== Records for the task ==
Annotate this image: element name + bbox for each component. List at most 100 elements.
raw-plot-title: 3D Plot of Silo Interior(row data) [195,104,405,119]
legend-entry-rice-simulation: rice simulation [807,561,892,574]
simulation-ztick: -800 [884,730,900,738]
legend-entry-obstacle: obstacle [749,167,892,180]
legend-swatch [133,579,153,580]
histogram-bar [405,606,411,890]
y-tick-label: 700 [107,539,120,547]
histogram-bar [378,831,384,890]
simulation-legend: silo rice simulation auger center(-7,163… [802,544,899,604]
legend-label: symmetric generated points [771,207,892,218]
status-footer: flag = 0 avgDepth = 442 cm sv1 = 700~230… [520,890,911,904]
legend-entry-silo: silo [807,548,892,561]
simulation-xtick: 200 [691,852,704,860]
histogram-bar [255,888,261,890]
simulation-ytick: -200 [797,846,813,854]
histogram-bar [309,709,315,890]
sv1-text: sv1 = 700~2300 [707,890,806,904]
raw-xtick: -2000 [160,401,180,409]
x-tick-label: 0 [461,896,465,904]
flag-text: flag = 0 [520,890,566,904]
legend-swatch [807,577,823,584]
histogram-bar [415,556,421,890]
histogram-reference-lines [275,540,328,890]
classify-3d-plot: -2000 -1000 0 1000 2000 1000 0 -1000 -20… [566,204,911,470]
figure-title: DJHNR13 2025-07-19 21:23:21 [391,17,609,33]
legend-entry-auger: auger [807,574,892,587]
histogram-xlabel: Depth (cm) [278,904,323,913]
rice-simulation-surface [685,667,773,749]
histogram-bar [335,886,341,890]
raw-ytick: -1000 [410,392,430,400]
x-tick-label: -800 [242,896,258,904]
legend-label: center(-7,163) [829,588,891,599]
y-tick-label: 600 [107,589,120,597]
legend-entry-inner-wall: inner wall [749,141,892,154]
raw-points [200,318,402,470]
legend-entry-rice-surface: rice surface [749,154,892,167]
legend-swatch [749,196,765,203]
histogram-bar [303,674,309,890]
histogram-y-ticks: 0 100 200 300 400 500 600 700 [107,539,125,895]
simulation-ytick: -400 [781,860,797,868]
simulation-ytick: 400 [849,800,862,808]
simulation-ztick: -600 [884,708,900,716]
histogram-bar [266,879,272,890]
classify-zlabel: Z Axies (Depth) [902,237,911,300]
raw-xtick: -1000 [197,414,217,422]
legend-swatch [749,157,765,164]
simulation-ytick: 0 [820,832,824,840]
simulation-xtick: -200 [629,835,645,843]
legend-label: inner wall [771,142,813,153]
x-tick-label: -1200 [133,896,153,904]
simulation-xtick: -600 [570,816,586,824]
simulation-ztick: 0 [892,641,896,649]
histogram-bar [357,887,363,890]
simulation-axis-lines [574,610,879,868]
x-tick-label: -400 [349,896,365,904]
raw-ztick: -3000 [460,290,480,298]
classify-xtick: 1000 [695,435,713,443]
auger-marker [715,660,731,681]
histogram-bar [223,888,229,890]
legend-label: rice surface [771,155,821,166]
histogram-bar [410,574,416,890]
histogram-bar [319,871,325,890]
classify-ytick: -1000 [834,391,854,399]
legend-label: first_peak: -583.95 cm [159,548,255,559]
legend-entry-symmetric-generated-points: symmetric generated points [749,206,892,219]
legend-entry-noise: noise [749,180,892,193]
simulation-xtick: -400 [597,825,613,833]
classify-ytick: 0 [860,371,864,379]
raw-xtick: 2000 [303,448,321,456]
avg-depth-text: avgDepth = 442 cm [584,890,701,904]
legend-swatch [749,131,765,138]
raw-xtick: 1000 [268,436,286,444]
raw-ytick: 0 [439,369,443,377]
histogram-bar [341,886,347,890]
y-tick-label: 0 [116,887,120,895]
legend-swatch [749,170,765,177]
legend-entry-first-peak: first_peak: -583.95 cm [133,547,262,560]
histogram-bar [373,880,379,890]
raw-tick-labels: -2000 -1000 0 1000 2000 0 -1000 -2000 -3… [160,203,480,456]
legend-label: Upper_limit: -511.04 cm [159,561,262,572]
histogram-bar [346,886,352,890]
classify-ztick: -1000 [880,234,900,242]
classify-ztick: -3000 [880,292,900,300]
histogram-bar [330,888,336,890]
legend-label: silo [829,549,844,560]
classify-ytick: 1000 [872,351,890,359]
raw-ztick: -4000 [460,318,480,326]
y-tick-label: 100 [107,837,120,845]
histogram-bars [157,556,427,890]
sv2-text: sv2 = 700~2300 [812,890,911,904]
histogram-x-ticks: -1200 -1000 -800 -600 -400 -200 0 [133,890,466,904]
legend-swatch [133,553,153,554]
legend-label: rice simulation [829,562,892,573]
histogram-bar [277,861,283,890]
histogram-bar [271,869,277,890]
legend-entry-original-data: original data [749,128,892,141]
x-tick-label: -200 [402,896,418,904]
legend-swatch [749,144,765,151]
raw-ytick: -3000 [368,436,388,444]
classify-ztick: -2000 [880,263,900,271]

== Exercise aim ==
Print the listing above again line for line, with no changes.

== Solution to the problem ==
Annotate this image: element name + bbox for each component. List at most 100 elements.
raw-plot-title: 3D Plot of Silo Interior(row data) [195,104,405,119]
legend-entry-rice-simulation: rice simulation [807,561,892,574]
simulation-ztick: -800 [884,730,900,738]
legend-entry-obstacle: obstacle [749,167,892,180]
legend-swatch [133,579,153,580]
histogram-bar [405,606,411,890]
y-tick-label: 700 [107,539,120,547]
histogram-bar [378,831,384,890]
simulation-legend: silo rice simulation auger center(-7,163… [802,544,899,604]
legend-label: symmetric generated points [771,207,892,218]
status-footer: flag = 0 avgDepth = 442 cm sv1 = 700~230… [520,890,911,904]
legend-entry-silo: silo [807,548,892,561]
simulation-xtick: 200 [691,852,704,860]
histogram-bar [255,888,261,890]
simulation-ytick: -200 [797,846,813,854]
histogram-bar [309,709,315,890]
sv1-text: sv1 = 700~2300 [707,890,806,904]
raw-xtick: -2000 [160,401,180,409]
x-tick-label: 0 [461,896,465,904]
flag-text: flag = 0 [520,890,566,904]
legend-swatch [807,577,823,584]
histogram-bar [415,556,421,890]
histogram-reference-lines [275,540,328,890]
classify-3d-plot: -2000 -1000 0 1000 2000 1000 0 -1000 -20… [566,204,911,470]
figure-title: DJHNR13 2025-07-19 21:23:21 [391,17,609,33]
legend-entry-auger: auger [807,574,892,587]
histogram-xlabel: Depth (cm) [278,904,323,913]
rice-simulation-surface [685,667,773,749]
histogram-bar [335,886,341,890]
raw-ytick: -1000 [410,392,430,400]
x-tick-label: -800 [242,896,258,904]
legend-label: center(-7,163) [829,588,891,599]
y-tick-label: 600 [107,589,120,597]
legend-entry-inner-wall: inner wall [749,141,892,154]
raw-points [200,318,402,470]
legend-entry-rice-surface: rice surface [749,154,892,167]
legend-swatch [749,196,765,203]
histogram-bar [303,674,309,890]
histogram-y-ticks: 0 100 200 300 400 500 600 700 [107,539,125,895]
simulation-ytick: -400 [781,860,797,868]
simulation-ytick: 400 [849,800,862,808]
simulation-ztick: -600 [884,708,900,716]
histogram-bar [266,879,272,890]
classify-zlabel: Z Axies (Depth) [902,237,911,300]
raw-xtick: -1000 [197,414,217,422]
legend-swatch [749,157,765,164]
simulation-ytick: 0 [820,832,824,840]
simulation-xtick: -200 [629,835,645,843]
legend-label: inner wall [771,142,813,153]
x-tick-label: -1200 [133,896,153,904]
simulation-xtick: -600 [570,816,586,824]
simulation-ztick: 0 [892,641,896,649]
histogram-bar [357,887,363,890]
simulation-axis-lines [574,610,879,868]
x-tick-label: -400 [349,896,365,904]
raw-ztick: -3000 [460,290,480,298]
classify-xtick: 1000 [695,435,713,443]
auger-marker [715,660,731,681]
histogram-bar [223,888,229,890]
legend-label: rice surface [771,155,821,166]
histogram-bar [410,574,416,890]
histogram-bar [319,871,325,890]
classify-ytick: -1000 [834,391,854,399]
legend-label: first_peak: -583.95 cm [159,548,255,559]
legend-entry-symmetric-generated-points: symmetric generated points [749,206,892,219]
legend-entry-noise: noise [749,180,892,193]
simulation-xtick: -400 [597,825,613,833]
classify-ytick: 0 [860,371,864,379]
raw-xtick: 2000 [303,448,321,456]
avg-depth-text: avgDepth = 442 cm [584,890,701,904]
legend-swatch [749,131,765,138]
raw-xtick: 1000 [268,436,286,444]
raw-ytick: 0 [439,369,443,377]
histogram-bar [341,886,347,890]
y-tick-label: 0 [116,887,120,895]
legend-swatch [749,170,765,177]
legend-entry-first-peak: first_peak: -583.95 cm [133,547,262,560]
histogram-bar [373,880,379,890]
raw-tick-labels: -2000 -1000 0 1000 2000 0 -1000 -2000 -3… [160,203,480,456]
legend-label: Upper_limit: -511.04 cm [159,561,262,572]
histogram-bar [346,886,352,890]
classify-ztick: -1000 [880,234,900,242]
classify-ztick: -3000 [880,292,900,300]
histogram-bar [330,888,336,890]
legend-label: silo [829,549,844,560]
classify-ytick: 1000 [872,351,890,359]
raw-ztick: -4000 [460,318,480,326]
y-tick-label: 100 [107,837,120,845]
histogram-bars [157,556,427,890]
sv2-text: sv2 = 700~2300 [812,890,911,904]
histogram-x-ticks: -1200 -1000 -800 -600 -400 -200 0 [133,890,466,904]
legend-swatch [133,553,153,554]
legend-label: rice simulation [829,562,892,573]
histogram-bar [277,861,283,890]
histogram-bar [271,869,277,890]
legend-entry-original-data: original data [749,128,892,141]
x-tick-label: -200 [402,896,418,904]
legend-swatch [749,144,765,151]
raw-ytick: -3000 [368,436,388,444]
classify-ztick: -2000 [880,263,900,271]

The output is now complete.